══ Items
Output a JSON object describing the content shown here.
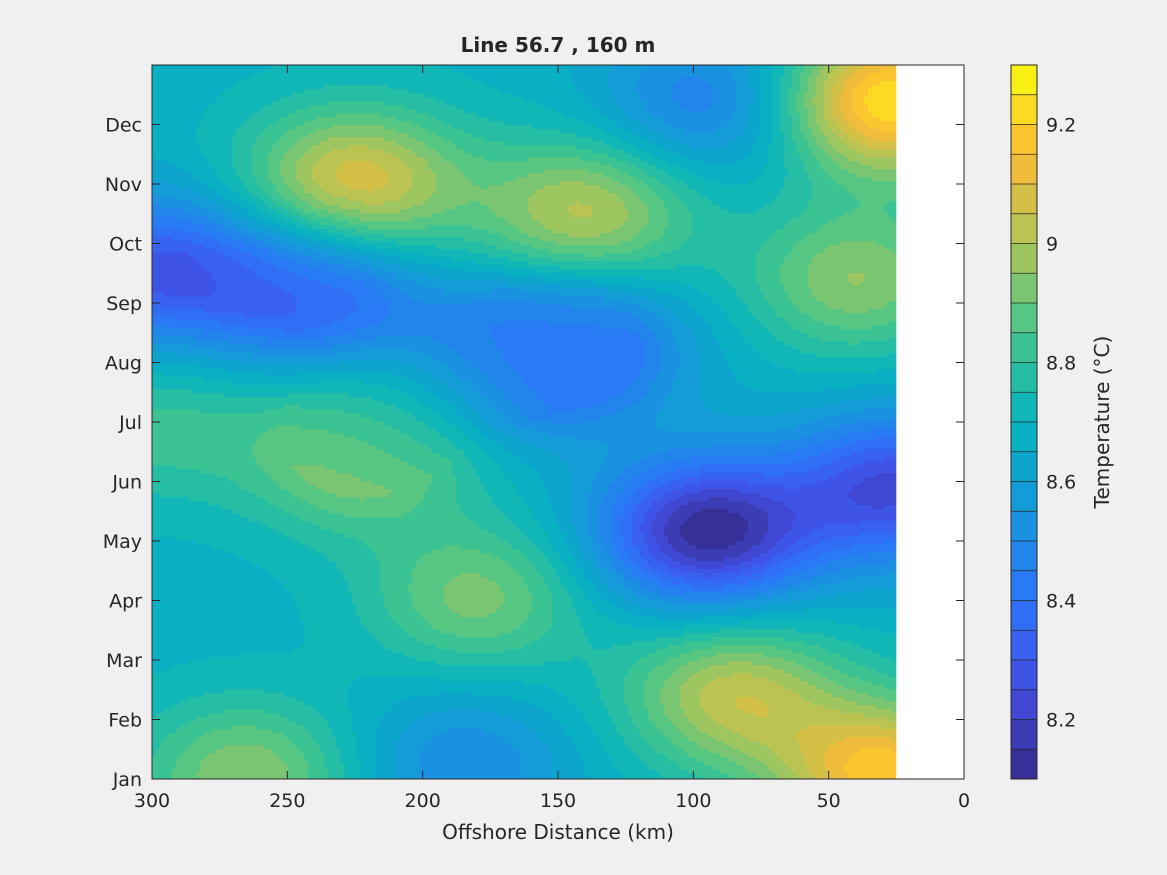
{
  "chart_data": {
    "type": "heatmap",
    "title": "Line 56.7 , 160 m",
    "xlabel": "Offshore Distance (km)",
    "ylabel": "",
    "x_reversed": true,
    "xlim": [
      0,
      300
    ],
    "ylim": [
      0,
      12
    ],
    "xticks": [
      300,
      250,
      200,
      150,
      100,
      50,
      0
    ],
    "xtick_labels": [
      "300",
      "250",
      "200",
      "150",
      "100",
      "50",
      "0"
    ],
    "yticks": [
      0,
      1,
      2,
      3,
      4,
      5,
      6,
      7,
      8,
      9,
      10,
      11
    ],
    "ytick_labels": [
      "Jan",
      "Feb",
      "Mar",
      "Apr",
      "May",
      "Jun",
      "Jul",
      "Aug",
      "Sep",
      "Oct",
      "Nov",
      "Dec"
    ],
    "data_xmin_km": 25,
    "colormap": "parula",
    "colorbar": {
      "label": "Temperature (°C)",
      "min": 8.1,
      "max": 9.3,
      "levels": 24,
      "ticks": [
        8.2,
        8.4,
        8.6,
        8.8,
        9.0,
        9.2
      ],
      "tick_labels": [
        "8.2",
        "8.4",
        "8.6",
        "8.8",
        "9",
        "9.2"
      ]
    },
    "background_value": 8.68,
    "features": [
      {
        "x": 95,
        "y": 4.15,
        "value": 8.12
      },
      {
        "x": 25,
        "y": 4.9,
        "value": 8.25
      },
      {
        "x": 300,
        "y": 8.55,
        "value": 8.3
      },
      {
        "x": 240,
        "y": 8.15,
        "value": 8.32
      },
      {
        "x": 165,
        "y": 7.05,
        "value": 8.42
      },
      {
        "x": 140,
        "y": 7.3,
        "value": 8.44
      },
      {
        "x": 95,
        "y": 11.4,
        "value": 8.45
      },
      {
        "x": 185,
        "y": 0.25,
        "value": 8.5
      },
      {
        "x": 210,
        "y": 6.2,
        "value": 8.72
      },
      {
        "x": 225,
        "y": 10.0,
        "value": 9.1
      },
      {
        "x": 140,
        "y": 9.5,
        "value": 9.02
      },
      {
        "x": 225,
        "y": 5.4,
        "value": 8.95
      },
      {
        "x": 180,
        "y": 3.05,
        "value": 8.92
      },
      {
        "x": 85,
        "y": 1.4,
        "value": 9.03
      },
      {
        "x": 28,
        "y": 0.05,
        "value": 9.18
      },
      {
        "x": 28,
        "y": 11.4,
        "value": 9.25
      },
      {
        "x": 40,
        "y": 8.4,
        "value": 8.95
      },
      {
        "x": 265,
        "y": 0.05,
        "value": 8.95
      },
      {
        "x": 298,
        "y": 5.9,
        "value": 8.82
      }
    ]
  }
}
════
Copy all the lines of data exactly as they appear, dropping any images.

Solution below:
Output a JSON object describing the content shown here.
{
  "chart_data": {
    "type": "heatmap",
    "title": "Line 56.7 , 160 m",
    "xlabel": "Offshore Distance (km)",
    "ylabel": "",
    "x_reversed": true,
    "xlim": [
      0,
      300
    ],
    "ylim": [
      0,
      12
    ],
    "xticks": [
      300,
      250,
      200,
      150,
      100,
      50,
      0
    ],
    "xtick_labels": [
      "300",
      "250",
      "200",
      "150",
      "100",
      "50",
      "0"
    ],
    "yticks": [
      0,
      1,
      2,
      3,
      4,
      5,
      6,
      7,
      8,
      9,
      10,
      11
    ],
    "ytick_labels": [
      "Jan",
      "Feb",
      "Mar",
      "Apr",
      "May",
      "Jun",
      "Jul",
      "Aug",
      "Sep",
      "Oct",
      "Nov",
      "Dec"
    ],
    "data_xmin_km": 25,
    "colormap": "parula",
    "colorbar": {
      "label": "Temperature (°C)",
      "min": 8.1,
      "max": 9.3,
      "levels": 24,
      "ticks": [
        8.2,
        8.4,
        8.6,
        8.8,
        9.0,
        9.2
      ],
      "tick_labels": [
        "8.2",
        "8.4",
        "8.6",
        "8.8",
        "9",
        "9.2"
      ]
    },
    "background_value": 8.68,
    "features": [
      {
        "x": 95,
        "y": 4.15,
        "value": 8.12
      },
      {
        "x": 25,
        "y": 4.9,
        "value": 8.25
      },
      {
        "x": 300,
        "y": 8.55,
        "value": 8.3
      },
      {
        "x": 240,
        "y": 8.15,
        "value": 8.32
      },
      {
        "x": 165,
        "y": 7.05,
        "value": 8.42
      },
      {
        "x": 140,
        "y": 7.3,
        "value": 8.44
      },
      {
        "x": 95,
        "y": 11.4,
        "value": 8.45
      },
      {
        "x": 185,
        "y": 0.25,
        "value": 8.5
      },
      {
        "x": 210,
        "y": 6.2,
        "value": 8.72
      },
      {
        "x": 225,
        "y": 10.0,
        "value": 9.1
      },
      {
        "x": 140,
        "y": 9.5,
        "value": 9.02
      },
      {
        "x": 225,
        "y": 5.4,
        "value": 8.95
      },
      {
        "x": 180,
        "y": 3.05,
        "value": 8.92
      },
      {
        "x": 85,
        "y": 1.4,
        "value": 9.03
      },
      {
        "x": 28,
        "y": 0.05,
        "value": 9.18
      },
      {
        "x": 28,
        "y": 11.4,
        "value": 9.25
      },
      {
        "x": 40,
        "y": 8.4,
        "value": 8.95
      },
      {
        "x": 265,
        "y": 0.05,
        "value": 8.95
      },
      {
        "x": 298,
        "y": 5.9,
        "value": 8.82
      }
    ]
  }
}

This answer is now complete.